─── Data lines ───

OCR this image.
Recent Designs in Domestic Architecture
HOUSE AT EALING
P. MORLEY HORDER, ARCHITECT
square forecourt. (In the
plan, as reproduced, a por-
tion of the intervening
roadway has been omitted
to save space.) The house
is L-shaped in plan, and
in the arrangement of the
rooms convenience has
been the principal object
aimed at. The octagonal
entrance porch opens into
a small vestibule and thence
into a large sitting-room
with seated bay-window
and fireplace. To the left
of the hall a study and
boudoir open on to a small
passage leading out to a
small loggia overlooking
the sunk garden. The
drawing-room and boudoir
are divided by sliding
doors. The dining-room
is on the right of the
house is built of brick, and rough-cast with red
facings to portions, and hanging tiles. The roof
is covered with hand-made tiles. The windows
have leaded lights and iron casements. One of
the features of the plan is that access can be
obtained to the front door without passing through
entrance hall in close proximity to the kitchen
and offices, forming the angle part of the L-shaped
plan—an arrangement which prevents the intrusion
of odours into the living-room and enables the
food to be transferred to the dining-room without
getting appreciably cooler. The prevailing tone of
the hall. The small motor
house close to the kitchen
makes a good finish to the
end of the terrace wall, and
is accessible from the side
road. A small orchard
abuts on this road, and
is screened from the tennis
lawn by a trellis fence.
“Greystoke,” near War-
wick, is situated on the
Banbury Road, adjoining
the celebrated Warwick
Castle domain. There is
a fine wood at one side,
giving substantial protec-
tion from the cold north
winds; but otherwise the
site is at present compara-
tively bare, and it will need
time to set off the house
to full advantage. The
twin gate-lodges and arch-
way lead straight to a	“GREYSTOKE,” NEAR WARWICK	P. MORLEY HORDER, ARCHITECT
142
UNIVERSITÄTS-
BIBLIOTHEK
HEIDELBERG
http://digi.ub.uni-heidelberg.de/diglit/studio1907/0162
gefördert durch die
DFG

───

Show every line above in which the word "kitchen" occurs.

**Answer to the exercise**.
entrance hall in close proximity to the kitchen
house close to the kitchen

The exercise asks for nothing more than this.